• _Work to do_: Where the word "当社中古商品割引券" occurs in a line, return that line.

::::::::

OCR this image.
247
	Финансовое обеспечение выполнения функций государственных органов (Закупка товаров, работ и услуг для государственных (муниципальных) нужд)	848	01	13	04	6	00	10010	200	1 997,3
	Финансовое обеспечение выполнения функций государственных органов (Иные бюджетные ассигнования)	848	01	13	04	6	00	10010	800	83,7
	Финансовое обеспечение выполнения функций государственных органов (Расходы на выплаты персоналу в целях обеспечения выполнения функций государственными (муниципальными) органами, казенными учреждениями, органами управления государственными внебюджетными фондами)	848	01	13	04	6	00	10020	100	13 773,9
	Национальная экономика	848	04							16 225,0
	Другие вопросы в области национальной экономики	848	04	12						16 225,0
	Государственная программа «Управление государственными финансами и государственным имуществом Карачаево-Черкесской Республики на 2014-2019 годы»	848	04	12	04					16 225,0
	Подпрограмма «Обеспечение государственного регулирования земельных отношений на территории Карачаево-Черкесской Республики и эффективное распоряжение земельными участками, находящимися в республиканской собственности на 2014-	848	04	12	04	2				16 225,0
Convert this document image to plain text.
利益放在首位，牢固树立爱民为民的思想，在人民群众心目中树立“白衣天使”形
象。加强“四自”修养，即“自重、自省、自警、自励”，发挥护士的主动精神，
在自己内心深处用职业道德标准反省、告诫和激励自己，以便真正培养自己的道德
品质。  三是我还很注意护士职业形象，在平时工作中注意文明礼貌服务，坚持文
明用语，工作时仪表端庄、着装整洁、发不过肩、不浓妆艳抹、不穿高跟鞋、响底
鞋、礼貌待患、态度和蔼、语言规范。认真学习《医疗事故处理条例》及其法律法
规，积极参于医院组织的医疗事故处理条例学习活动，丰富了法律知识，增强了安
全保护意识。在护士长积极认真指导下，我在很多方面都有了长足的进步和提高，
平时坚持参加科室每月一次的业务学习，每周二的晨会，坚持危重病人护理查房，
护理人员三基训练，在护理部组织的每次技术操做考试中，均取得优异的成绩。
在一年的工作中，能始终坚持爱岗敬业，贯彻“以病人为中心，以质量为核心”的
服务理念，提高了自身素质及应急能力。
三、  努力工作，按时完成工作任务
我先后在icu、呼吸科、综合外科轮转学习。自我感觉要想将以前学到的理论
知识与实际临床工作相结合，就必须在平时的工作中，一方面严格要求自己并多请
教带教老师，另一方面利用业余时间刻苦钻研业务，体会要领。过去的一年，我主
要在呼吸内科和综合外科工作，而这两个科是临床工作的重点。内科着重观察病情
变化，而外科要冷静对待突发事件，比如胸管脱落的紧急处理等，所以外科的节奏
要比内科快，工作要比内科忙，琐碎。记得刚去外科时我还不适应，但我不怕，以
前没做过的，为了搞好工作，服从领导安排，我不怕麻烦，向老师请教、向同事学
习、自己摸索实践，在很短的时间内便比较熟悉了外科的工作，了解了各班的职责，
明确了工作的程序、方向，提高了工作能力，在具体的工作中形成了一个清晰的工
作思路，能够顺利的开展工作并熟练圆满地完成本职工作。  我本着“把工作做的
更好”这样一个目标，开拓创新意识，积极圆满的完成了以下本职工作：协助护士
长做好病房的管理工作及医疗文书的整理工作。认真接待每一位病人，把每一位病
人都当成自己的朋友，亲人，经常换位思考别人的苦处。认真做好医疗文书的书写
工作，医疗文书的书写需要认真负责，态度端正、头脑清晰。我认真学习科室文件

::::::::

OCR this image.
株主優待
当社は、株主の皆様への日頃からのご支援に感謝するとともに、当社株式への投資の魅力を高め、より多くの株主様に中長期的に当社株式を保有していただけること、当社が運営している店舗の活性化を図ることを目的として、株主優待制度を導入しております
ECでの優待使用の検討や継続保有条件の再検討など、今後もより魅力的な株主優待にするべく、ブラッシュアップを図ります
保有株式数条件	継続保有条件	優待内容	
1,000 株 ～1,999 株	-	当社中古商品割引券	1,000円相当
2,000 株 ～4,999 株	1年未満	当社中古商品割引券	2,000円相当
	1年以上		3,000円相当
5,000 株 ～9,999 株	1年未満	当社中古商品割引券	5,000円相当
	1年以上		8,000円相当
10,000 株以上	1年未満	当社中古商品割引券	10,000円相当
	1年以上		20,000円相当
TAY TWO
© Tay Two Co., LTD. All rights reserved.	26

::::::::

• _Exercise solution_:
1,000 株 ～1,999 株	-	当社中古商品割引券	1,000円相当
2,000 株 ～4,999 株	1年未満	当社中古商品割引券	2,000円相当
5,000 株 ～9,999 株	1年未満	当社中古商品割引券	5,000円相当
10,000 株以上	1年未満	当社中古商品割引券	10,000円相当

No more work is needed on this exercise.